** BEGIN Records provided **
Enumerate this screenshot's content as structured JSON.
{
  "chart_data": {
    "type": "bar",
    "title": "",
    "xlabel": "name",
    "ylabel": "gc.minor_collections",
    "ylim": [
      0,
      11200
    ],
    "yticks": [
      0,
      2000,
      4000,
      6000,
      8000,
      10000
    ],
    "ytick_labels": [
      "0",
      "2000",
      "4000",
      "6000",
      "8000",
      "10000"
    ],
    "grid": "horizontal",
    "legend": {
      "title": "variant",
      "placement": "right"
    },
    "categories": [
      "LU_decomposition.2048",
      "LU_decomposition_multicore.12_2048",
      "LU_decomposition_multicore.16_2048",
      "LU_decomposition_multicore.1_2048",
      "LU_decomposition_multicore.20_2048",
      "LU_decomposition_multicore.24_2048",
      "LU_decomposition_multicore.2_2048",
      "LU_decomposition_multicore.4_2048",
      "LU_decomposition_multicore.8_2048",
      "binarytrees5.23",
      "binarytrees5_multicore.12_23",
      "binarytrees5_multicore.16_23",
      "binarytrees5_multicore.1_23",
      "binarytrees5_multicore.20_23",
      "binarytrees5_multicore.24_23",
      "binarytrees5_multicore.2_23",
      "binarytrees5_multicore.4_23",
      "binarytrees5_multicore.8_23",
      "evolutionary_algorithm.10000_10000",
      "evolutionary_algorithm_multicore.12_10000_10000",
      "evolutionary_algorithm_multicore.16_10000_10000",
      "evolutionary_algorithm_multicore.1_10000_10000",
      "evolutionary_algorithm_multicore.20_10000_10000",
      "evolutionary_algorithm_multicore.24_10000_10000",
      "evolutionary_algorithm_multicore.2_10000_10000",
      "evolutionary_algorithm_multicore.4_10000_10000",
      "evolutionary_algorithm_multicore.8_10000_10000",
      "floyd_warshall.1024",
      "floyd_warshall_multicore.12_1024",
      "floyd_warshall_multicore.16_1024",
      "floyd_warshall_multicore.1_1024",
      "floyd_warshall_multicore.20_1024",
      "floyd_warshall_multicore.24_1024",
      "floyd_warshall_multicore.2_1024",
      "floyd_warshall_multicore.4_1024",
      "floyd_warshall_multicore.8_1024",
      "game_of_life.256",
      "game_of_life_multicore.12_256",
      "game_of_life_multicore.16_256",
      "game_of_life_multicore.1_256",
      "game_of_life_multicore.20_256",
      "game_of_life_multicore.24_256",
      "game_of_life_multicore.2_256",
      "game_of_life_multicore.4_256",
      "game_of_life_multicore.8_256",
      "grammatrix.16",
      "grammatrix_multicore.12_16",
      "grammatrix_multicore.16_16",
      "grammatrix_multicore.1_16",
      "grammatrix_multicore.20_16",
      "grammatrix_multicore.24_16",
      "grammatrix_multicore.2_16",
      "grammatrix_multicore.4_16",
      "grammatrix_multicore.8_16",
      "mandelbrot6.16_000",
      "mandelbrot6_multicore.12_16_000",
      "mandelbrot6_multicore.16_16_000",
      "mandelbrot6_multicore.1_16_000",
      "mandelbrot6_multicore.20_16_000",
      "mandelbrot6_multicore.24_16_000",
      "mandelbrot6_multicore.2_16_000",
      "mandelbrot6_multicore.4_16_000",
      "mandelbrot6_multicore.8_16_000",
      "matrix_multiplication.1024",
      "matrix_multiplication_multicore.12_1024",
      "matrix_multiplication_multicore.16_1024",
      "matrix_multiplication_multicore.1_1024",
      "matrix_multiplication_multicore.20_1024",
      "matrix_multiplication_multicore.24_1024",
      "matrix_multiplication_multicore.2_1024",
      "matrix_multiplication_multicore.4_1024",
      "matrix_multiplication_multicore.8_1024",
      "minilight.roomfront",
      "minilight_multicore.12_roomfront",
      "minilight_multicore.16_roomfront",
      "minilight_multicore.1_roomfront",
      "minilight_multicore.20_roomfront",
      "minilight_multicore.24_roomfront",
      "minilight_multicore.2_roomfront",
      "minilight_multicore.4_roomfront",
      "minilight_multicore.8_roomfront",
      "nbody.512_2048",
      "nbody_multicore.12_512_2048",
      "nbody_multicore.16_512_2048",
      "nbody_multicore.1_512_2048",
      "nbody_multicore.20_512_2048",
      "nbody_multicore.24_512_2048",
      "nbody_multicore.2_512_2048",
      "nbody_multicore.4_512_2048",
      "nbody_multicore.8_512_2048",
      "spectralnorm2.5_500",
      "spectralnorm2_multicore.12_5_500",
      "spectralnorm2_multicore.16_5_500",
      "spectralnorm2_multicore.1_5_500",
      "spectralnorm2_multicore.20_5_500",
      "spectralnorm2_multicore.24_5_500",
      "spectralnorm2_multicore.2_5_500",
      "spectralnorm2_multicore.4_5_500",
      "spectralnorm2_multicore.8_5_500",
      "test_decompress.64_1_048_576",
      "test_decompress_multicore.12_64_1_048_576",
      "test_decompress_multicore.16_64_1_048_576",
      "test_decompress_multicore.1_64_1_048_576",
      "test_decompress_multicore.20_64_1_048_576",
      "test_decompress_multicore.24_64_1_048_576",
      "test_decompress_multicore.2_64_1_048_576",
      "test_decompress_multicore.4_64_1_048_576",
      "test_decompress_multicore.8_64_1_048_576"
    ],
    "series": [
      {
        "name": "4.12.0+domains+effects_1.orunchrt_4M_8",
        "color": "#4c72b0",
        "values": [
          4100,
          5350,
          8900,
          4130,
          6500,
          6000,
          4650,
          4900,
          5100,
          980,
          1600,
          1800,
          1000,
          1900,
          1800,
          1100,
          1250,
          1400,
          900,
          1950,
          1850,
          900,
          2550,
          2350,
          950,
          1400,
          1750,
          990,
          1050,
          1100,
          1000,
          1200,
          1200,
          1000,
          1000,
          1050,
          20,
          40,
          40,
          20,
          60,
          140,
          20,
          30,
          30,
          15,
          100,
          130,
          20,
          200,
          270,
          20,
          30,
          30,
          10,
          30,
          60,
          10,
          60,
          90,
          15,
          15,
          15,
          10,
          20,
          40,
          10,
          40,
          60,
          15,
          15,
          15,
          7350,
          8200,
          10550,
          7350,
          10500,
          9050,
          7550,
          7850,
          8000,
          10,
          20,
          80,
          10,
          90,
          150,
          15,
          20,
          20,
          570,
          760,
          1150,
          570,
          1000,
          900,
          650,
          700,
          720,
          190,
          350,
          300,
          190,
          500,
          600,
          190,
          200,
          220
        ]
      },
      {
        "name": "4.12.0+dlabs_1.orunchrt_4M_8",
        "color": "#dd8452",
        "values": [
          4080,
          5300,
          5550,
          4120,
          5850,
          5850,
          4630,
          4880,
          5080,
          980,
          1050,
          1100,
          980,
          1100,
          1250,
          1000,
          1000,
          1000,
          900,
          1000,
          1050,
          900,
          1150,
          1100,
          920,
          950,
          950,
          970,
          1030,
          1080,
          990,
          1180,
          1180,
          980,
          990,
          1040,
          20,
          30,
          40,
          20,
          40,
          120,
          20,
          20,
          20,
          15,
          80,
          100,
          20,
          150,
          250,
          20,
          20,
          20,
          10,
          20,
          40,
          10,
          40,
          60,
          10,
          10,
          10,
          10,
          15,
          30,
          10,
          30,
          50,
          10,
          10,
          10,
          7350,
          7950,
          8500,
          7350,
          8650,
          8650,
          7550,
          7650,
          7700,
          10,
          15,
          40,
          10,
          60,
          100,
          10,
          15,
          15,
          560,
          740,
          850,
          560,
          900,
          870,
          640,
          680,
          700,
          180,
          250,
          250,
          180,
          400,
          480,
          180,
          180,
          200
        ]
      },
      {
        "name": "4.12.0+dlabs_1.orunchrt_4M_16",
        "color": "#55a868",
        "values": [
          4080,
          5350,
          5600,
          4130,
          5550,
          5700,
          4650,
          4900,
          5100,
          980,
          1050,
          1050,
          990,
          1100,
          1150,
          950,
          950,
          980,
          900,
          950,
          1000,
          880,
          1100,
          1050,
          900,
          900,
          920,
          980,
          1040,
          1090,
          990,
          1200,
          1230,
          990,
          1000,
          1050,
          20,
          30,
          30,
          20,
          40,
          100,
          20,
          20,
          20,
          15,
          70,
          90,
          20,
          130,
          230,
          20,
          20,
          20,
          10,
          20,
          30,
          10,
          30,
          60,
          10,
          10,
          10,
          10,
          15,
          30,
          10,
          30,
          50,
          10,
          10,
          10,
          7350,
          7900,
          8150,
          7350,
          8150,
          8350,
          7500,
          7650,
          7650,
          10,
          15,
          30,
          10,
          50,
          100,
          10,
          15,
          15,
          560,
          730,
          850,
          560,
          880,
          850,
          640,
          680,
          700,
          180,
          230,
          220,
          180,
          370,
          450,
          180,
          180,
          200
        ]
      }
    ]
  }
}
** END Records provided **
## Task brief
Find all the lines containing "color" in the material, then copy them.

## Task solution
        "color": "#4c72b0",
        "color": "#dd8452",
        "color": "#55a868",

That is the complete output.